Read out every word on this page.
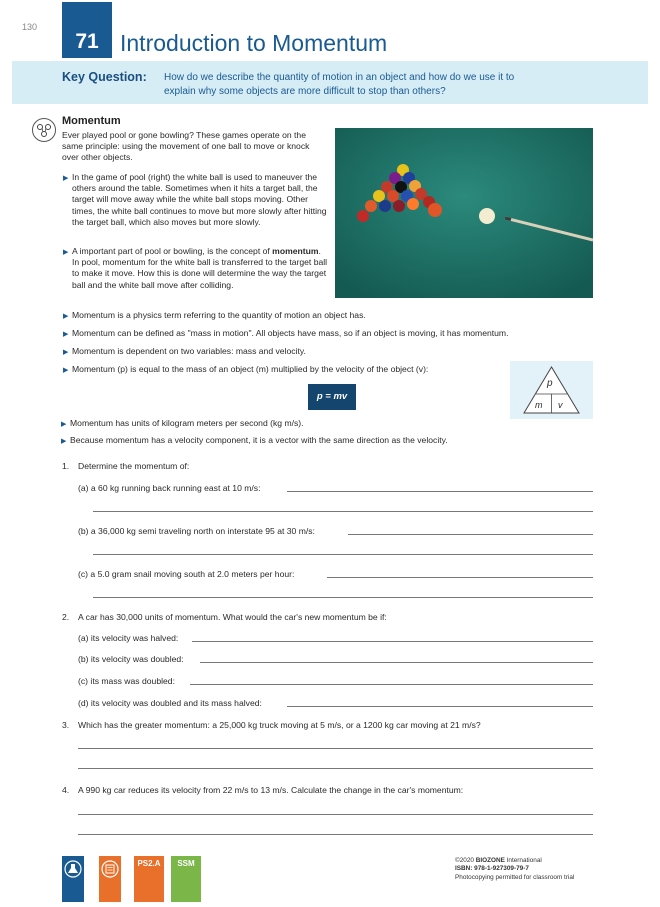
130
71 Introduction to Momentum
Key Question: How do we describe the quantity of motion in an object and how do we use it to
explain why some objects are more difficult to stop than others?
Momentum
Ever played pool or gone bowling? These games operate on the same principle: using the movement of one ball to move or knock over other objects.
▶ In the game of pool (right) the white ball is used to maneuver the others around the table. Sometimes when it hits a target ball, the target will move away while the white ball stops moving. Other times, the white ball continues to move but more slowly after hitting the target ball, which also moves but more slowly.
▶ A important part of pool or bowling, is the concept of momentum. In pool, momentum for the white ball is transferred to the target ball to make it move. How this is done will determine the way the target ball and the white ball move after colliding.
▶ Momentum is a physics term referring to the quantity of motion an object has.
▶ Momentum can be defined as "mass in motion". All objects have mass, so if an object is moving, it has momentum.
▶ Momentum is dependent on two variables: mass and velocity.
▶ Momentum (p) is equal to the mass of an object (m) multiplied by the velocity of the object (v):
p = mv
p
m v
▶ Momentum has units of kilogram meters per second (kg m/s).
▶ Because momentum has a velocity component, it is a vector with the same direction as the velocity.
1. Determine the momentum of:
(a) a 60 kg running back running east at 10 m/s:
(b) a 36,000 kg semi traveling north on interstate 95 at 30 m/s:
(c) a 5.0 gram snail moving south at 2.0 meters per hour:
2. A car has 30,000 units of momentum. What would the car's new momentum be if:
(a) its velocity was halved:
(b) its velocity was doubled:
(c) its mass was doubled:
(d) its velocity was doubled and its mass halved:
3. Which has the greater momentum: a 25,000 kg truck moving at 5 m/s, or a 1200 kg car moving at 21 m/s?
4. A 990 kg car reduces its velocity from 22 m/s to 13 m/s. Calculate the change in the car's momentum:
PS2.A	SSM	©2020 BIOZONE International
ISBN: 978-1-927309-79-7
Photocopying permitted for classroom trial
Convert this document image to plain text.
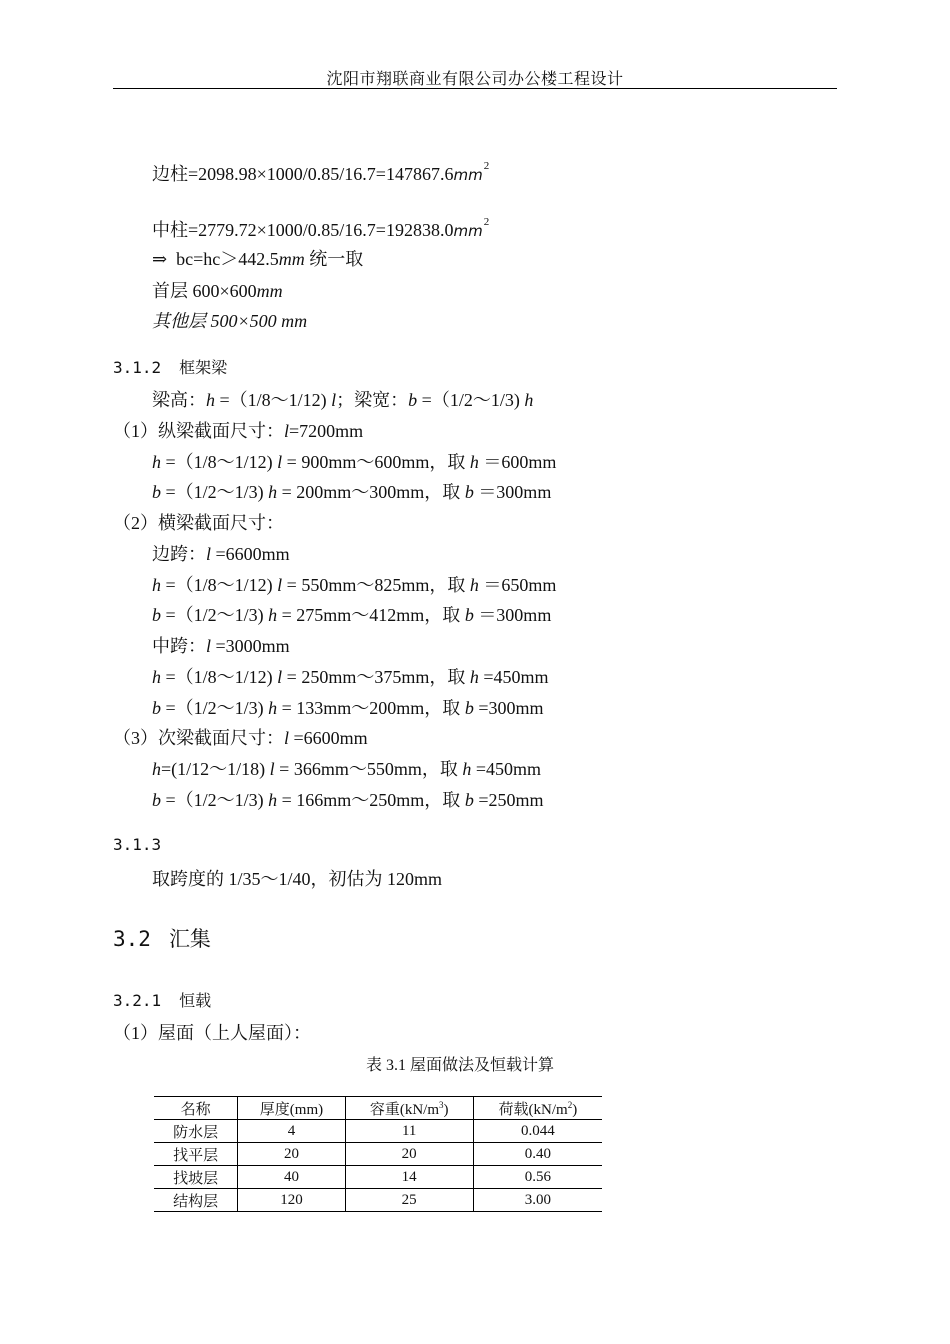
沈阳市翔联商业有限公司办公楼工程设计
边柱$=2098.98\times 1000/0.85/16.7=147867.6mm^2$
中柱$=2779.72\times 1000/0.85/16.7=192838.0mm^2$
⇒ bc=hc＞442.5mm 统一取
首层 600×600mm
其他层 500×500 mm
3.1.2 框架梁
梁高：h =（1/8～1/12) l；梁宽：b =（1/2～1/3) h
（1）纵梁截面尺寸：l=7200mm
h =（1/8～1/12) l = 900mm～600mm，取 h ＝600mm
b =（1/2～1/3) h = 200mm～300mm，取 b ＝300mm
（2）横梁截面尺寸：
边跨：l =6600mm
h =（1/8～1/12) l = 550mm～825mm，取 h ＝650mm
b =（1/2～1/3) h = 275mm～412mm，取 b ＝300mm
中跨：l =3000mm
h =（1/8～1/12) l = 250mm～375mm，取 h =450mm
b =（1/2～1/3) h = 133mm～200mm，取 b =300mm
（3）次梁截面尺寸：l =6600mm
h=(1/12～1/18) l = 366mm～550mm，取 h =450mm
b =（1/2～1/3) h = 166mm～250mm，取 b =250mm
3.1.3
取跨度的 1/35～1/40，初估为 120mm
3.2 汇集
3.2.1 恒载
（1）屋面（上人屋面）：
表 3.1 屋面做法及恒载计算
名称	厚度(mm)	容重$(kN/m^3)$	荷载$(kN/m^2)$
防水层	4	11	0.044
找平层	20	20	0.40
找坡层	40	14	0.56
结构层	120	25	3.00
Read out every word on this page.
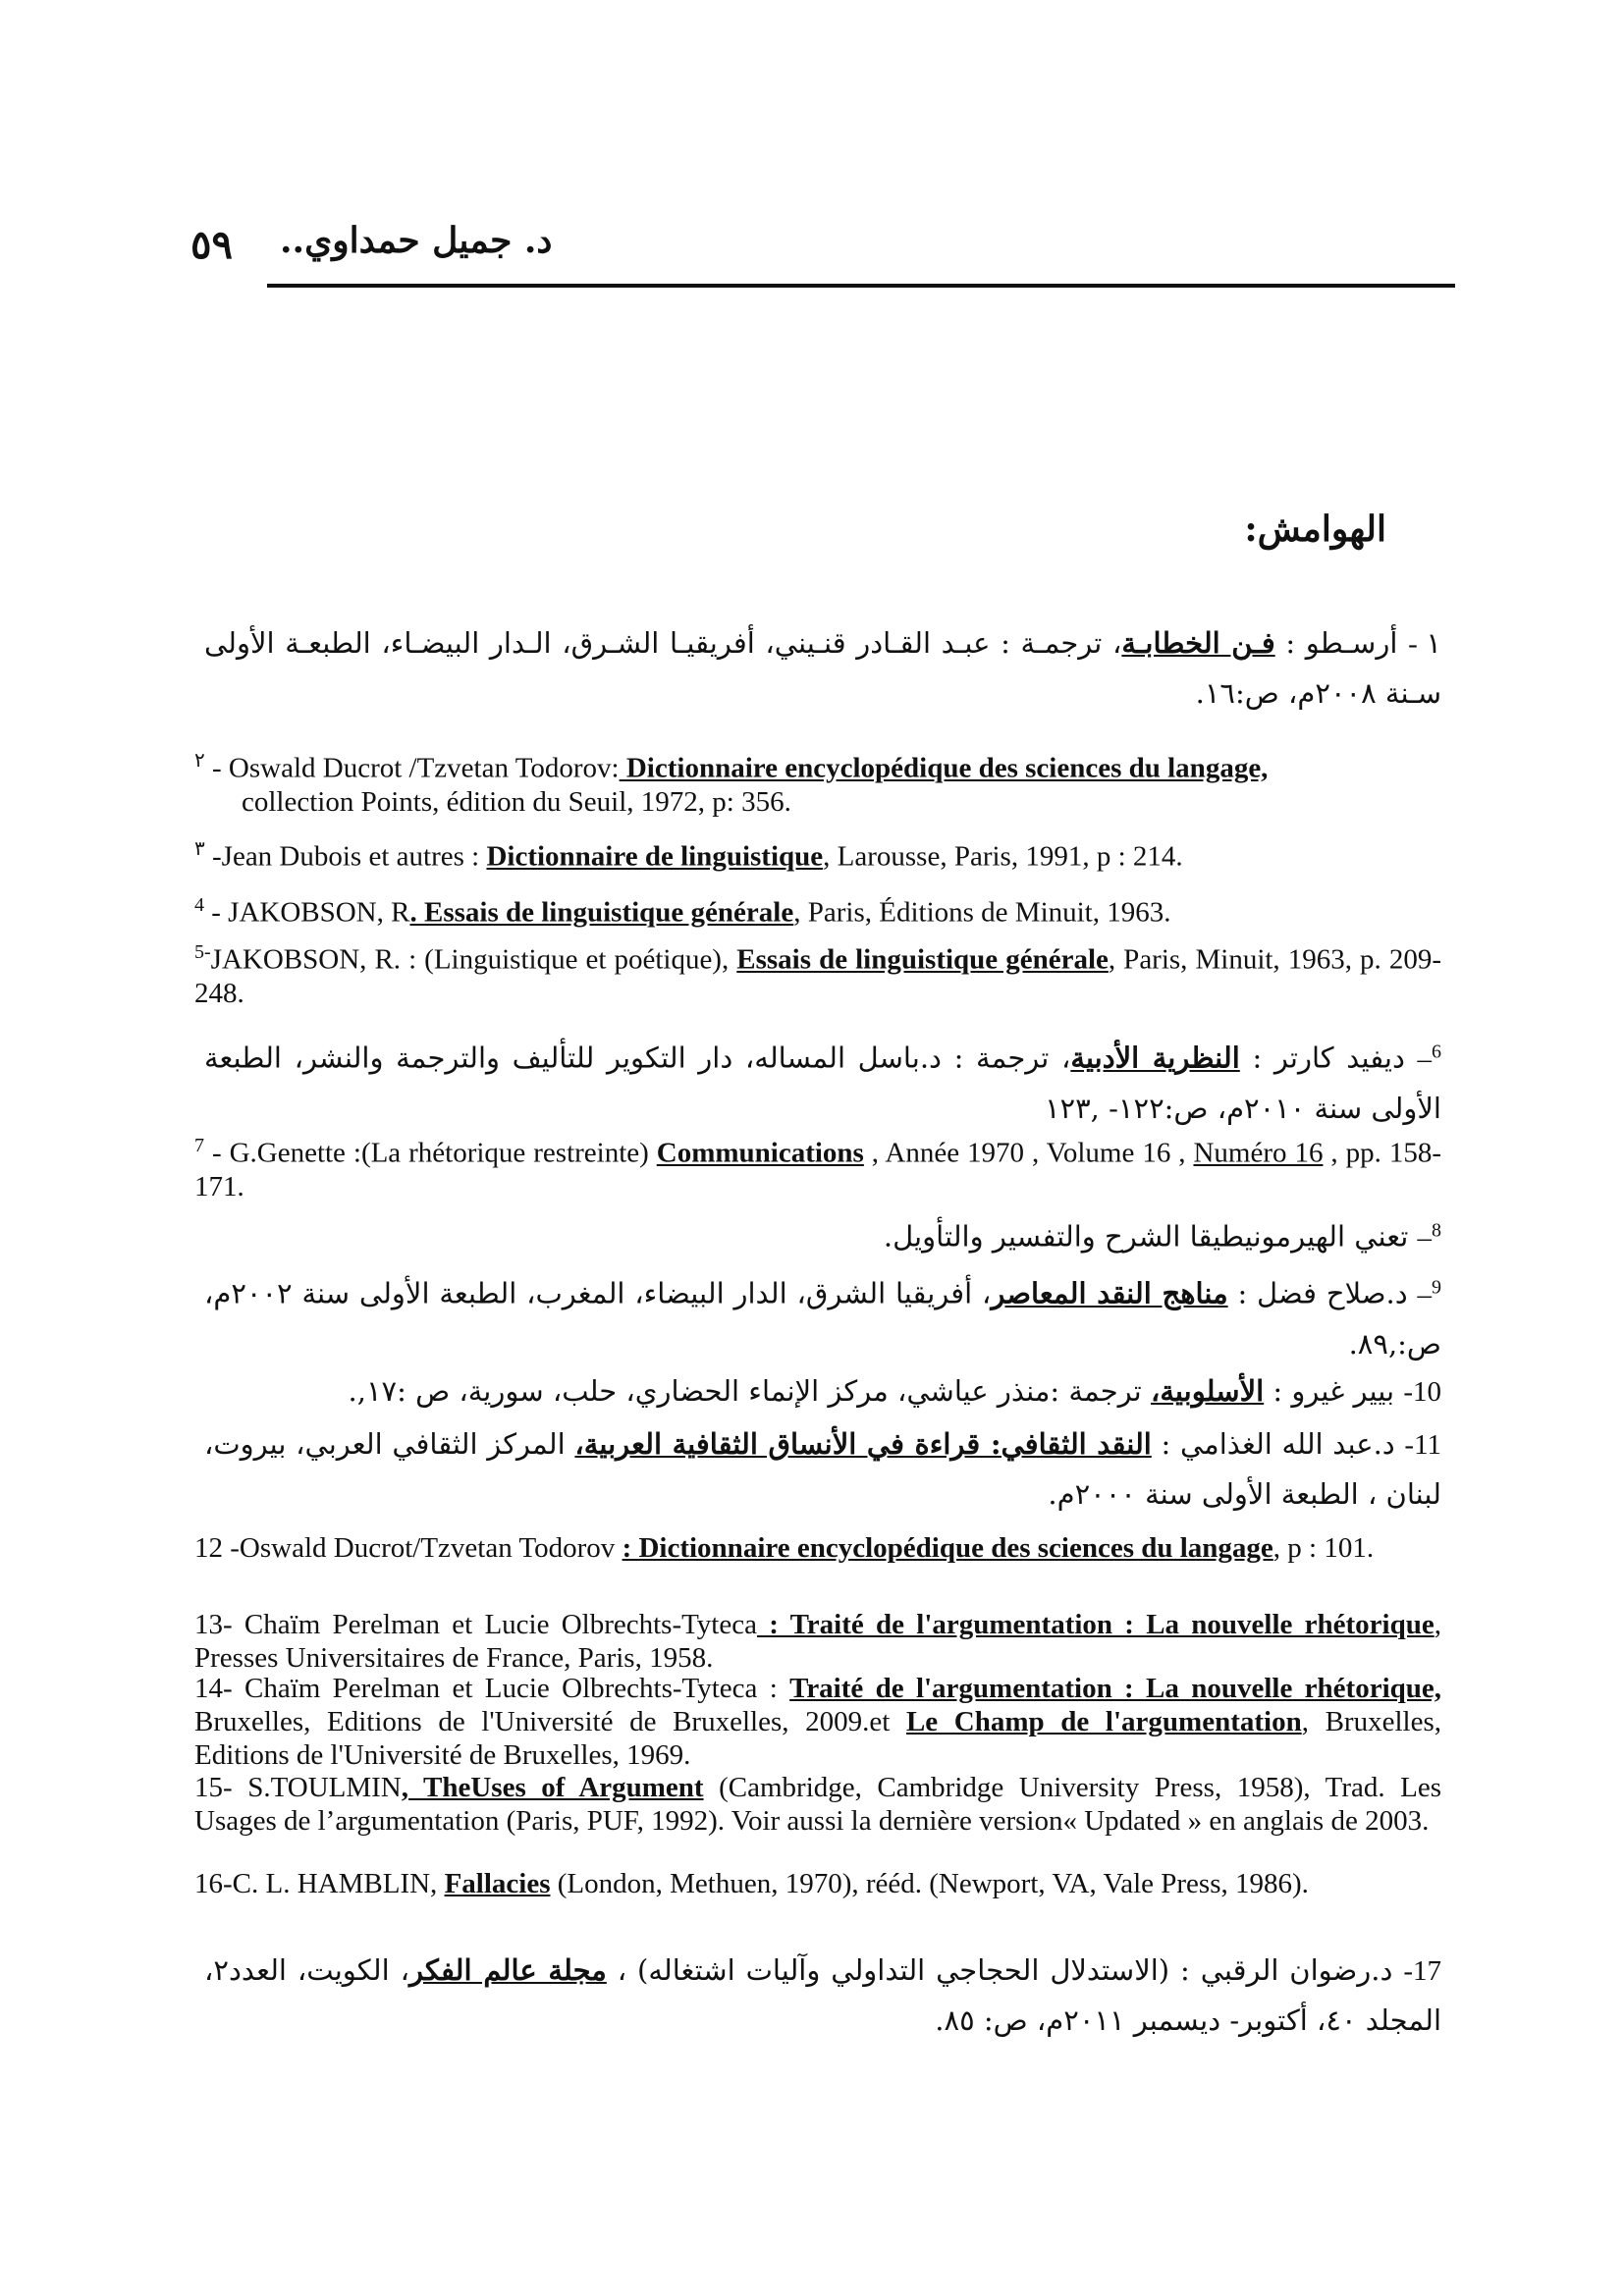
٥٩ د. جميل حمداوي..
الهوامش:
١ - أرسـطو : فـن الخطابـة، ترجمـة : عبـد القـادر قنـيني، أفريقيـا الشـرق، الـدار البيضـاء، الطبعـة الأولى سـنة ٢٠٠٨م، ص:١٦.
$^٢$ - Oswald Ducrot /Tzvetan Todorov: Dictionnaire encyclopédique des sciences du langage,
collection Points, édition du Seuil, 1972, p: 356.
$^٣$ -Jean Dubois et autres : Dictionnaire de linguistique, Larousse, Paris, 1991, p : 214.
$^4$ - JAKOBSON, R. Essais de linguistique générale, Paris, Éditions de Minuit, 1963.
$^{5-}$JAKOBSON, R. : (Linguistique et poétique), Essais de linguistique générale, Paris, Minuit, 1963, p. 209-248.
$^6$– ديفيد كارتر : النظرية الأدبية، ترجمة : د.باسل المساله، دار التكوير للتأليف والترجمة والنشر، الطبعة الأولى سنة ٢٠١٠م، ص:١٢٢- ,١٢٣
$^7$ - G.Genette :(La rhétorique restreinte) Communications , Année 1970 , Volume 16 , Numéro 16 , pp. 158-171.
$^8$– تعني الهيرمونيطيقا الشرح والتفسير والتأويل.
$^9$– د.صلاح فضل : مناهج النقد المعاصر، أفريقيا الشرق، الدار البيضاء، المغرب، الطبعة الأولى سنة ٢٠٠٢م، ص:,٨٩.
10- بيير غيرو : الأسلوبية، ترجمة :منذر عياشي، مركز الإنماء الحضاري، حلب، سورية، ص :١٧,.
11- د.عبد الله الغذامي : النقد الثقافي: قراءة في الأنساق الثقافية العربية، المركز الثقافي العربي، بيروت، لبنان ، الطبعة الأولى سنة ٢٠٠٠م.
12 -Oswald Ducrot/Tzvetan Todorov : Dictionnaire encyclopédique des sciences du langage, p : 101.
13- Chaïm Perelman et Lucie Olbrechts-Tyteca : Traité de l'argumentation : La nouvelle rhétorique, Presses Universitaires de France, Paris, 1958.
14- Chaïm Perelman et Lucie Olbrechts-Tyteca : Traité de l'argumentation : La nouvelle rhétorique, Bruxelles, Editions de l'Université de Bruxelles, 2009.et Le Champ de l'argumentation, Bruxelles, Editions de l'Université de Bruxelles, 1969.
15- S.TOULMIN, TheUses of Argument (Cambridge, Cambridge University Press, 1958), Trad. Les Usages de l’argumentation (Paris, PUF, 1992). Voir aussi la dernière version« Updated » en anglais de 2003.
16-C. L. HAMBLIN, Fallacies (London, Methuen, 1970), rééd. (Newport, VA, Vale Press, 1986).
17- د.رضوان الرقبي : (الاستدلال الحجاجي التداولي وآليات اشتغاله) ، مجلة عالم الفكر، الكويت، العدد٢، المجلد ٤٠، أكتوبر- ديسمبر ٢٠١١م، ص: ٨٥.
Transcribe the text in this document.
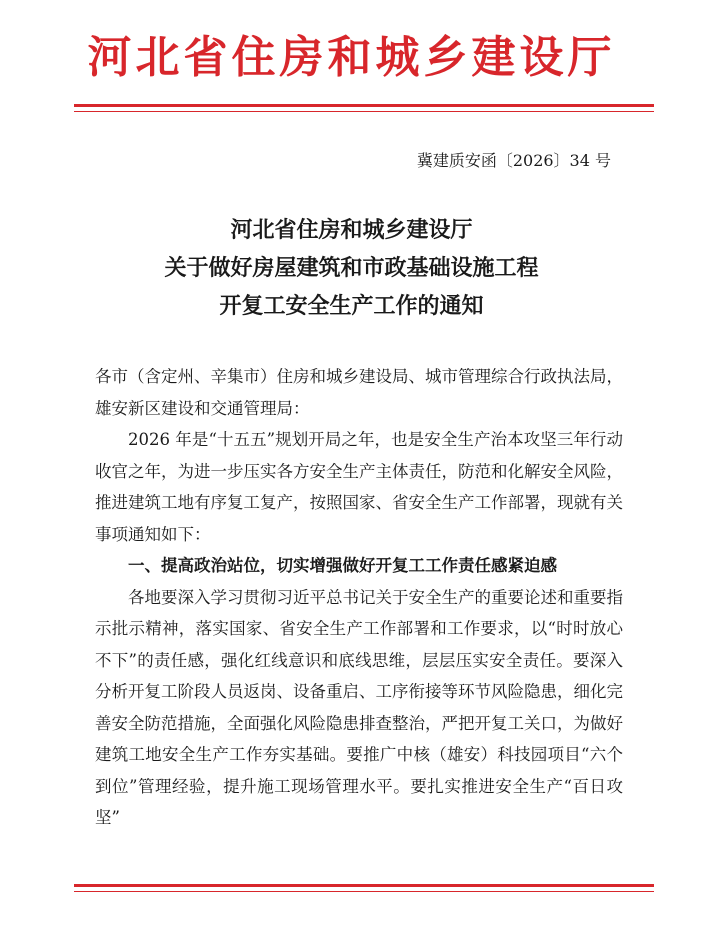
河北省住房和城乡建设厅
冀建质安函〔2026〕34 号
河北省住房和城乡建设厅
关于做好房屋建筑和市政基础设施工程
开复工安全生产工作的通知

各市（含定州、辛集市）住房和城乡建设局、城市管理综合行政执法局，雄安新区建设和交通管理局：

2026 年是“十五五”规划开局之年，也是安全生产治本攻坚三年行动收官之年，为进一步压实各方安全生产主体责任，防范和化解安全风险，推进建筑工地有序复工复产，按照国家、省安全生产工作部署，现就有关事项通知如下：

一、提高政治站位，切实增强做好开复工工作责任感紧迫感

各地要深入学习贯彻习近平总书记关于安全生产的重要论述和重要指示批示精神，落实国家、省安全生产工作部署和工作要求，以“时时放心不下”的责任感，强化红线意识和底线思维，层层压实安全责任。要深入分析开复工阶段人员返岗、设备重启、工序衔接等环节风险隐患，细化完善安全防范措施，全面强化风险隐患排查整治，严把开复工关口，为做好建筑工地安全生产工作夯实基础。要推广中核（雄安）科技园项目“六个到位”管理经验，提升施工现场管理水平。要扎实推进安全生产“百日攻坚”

■ ■ ■ ■ ■ ■ ■

* **GOAL**: Look above for every line with the word "Chaïm" and copy it.

* **FINAL ANSWER**:
13- Chaïm Perelman et Lucie Olbrechts-Tyteca : Traité de l'argumentation : La nouvelle rhétorique, Presses Universitaires de France, Paris, 1958.
14- Chaïm Perelman et Lucie Olbrechts-Tyteca : Traité de l'argumentation : La nouvelle rhétorique, Bruxelles, Editions de l'Université de Bruxelles, 2009.et Le Champ de l'argumentation, Bruxelles, Editions de l'Université de Bruxelles, 1969.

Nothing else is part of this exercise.